> Short exercise
Can you transcribe the records precisely, starting at the first line and ending at the line that contains "x-tick-label: Jul xyxy=(493,699,508,713)", with both ends included?
******************************
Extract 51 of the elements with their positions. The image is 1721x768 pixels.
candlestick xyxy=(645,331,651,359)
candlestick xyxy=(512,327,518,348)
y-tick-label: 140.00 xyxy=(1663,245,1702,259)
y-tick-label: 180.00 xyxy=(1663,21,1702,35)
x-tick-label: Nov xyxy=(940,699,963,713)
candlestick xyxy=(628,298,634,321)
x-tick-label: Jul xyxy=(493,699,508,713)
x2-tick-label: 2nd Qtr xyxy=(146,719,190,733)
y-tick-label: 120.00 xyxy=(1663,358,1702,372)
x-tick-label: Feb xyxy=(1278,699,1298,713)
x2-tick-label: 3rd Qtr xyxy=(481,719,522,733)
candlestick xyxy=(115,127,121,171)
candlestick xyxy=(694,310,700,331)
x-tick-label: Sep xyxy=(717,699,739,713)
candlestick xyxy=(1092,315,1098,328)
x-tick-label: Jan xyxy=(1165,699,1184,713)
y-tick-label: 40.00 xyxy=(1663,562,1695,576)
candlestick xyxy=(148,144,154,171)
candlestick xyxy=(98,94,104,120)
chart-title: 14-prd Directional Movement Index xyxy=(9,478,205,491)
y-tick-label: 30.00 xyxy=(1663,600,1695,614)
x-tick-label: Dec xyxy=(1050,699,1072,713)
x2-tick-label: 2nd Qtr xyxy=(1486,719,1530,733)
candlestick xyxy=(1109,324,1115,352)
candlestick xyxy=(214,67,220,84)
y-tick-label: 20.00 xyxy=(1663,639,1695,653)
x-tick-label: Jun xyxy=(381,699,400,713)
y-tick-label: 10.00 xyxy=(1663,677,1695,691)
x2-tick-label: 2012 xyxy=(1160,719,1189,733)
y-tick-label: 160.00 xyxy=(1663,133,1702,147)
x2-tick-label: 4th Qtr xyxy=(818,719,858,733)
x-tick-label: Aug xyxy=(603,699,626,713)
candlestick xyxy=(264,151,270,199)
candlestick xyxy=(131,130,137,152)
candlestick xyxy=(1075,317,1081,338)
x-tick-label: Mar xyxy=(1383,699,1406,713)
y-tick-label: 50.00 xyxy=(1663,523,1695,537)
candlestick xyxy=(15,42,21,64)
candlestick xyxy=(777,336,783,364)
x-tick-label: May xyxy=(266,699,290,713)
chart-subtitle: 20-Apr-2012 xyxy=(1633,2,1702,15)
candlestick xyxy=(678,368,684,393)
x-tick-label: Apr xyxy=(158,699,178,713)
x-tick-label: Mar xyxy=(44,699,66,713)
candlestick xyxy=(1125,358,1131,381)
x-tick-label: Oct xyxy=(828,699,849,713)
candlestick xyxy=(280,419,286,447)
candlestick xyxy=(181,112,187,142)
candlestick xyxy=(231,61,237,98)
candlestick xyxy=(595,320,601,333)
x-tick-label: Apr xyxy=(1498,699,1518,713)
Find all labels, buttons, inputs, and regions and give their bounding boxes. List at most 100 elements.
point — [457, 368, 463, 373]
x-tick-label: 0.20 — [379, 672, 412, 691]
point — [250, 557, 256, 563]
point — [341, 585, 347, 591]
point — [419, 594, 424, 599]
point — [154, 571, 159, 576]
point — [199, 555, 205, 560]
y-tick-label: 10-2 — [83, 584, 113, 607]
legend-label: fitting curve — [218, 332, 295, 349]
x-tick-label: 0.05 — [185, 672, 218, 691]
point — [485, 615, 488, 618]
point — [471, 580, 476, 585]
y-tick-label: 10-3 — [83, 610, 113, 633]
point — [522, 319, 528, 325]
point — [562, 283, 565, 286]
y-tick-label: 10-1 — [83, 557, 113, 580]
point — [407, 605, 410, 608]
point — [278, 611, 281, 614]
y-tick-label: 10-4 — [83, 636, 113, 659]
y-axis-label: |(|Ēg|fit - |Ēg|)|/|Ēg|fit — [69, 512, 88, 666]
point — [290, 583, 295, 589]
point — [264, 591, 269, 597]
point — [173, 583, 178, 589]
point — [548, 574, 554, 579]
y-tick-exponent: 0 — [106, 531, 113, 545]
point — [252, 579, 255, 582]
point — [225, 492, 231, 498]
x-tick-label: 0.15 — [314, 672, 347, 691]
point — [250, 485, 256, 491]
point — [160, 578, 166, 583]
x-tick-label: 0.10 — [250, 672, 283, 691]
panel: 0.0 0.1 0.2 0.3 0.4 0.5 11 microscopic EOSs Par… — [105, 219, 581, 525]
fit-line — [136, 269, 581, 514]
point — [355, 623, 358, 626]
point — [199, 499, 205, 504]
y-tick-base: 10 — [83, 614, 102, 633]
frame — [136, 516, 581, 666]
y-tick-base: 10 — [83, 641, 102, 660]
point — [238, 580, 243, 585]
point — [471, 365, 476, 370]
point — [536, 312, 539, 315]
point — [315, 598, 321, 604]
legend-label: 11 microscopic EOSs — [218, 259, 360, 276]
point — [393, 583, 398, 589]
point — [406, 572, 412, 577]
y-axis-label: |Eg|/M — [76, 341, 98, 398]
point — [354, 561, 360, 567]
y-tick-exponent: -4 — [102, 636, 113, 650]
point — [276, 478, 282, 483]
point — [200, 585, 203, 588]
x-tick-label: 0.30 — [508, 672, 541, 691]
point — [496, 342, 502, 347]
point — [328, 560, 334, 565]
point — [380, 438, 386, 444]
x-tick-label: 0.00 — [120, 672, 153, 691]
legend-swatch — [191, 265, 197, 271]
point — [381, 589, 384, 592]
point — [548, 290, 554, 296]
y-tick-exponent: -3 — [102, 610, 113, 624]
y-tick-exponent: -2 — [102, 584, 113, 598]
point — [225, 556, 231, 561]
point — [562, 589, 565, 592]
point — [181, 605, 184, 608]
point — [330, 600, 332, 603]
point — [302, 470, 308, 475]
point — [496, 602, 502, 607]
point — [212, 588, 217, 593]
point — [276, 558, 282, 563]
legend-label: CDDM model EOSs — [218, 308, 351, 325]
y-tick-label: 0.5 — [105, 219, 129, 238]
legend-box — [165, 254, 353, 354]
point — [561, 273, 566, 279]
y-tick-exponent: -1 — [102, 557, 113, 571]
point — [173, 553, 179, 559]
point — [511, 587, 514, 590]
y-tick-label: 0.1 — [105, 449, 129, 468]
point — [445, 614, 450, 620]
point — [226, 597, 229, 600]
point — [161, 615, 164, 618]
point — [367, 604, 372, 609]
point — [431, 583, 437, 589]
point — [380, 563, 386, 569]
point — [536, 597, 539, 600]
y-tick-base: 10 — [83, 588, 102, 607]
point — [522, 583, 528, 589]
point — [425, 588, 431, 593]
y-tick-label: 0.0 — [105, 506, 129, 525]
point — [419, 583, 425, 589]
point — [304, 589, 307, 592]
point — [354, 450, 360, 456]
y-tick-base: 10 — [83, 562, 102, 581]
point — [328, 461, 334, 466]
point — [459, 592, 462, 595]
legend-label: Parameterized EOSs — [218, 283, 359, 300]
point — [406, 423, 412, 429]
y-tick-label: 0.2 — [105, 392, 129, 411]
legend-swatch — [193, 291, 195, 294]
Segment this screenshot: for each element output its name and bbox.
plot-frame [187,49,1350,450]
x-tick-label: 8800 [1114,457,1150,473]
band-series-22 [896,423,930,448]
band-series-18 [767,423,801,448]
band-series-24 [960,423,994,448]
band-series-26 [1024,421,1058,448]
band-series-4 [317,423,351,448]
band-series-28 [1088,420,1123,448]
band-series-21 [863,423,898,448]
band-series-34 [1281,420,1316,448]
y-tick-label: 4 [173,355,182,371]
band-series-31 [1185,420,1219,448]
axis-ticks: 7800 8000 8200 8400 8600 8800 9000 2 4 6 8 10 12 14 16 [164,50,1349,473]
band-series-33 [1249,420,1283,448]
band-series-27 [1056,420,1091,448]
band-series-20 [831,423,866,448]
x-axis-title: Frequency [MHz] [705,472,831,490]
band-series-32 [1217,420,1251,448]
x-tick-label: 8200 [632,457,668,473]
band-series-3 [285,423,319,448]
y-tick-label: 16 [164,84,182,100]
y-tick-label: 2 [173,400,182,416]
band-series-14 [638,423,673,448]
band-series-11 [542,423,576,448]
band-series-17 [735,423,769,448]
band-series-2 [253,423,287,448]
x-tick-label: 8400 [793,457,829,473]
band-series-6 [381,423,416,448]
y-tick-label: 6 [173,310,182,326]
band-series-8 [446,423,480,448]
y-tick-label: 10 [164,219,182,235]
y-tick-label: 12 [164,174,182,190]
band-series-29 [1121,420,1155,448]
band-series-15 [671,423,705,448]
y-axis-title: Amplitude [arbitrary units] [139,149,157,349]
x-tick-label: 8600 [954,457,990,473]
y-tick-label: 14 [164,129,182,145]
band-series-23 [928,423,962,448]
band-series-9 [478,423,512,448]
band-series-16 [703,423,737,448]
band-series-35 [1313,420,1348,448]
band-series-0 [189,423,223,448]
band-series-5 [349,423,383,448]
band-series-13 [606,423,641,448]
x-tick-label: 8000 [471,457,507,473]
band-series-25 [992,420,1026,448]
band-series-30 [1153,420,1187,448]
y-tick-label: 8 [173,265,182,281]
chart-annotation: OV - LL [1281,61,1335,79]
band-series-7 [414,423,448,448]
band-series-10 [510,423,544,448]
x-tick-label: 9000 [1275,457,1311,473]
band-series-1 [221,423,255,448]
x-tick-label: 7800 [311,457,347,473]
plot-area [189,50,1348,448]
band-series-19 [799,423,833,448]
******************************
> Final result
Extract 51 of the elements with their positions. The image is 1721x768 pixels.
candlestick xyxy=(645,331,651,359)
candlestick xyxy=(512,327,518,348)
y-tick-label: 140.00 xyxy=(1663,245,1702,259)
y-tick-label: 180.00 xyxy=(1663,21,1702,35)
x-tick-label: Nov xyxy=(940,699,963,713)
candlestick xyxy=(628,298,634,321)
x-tick-label: Jul xyxy=(493,699,508,713)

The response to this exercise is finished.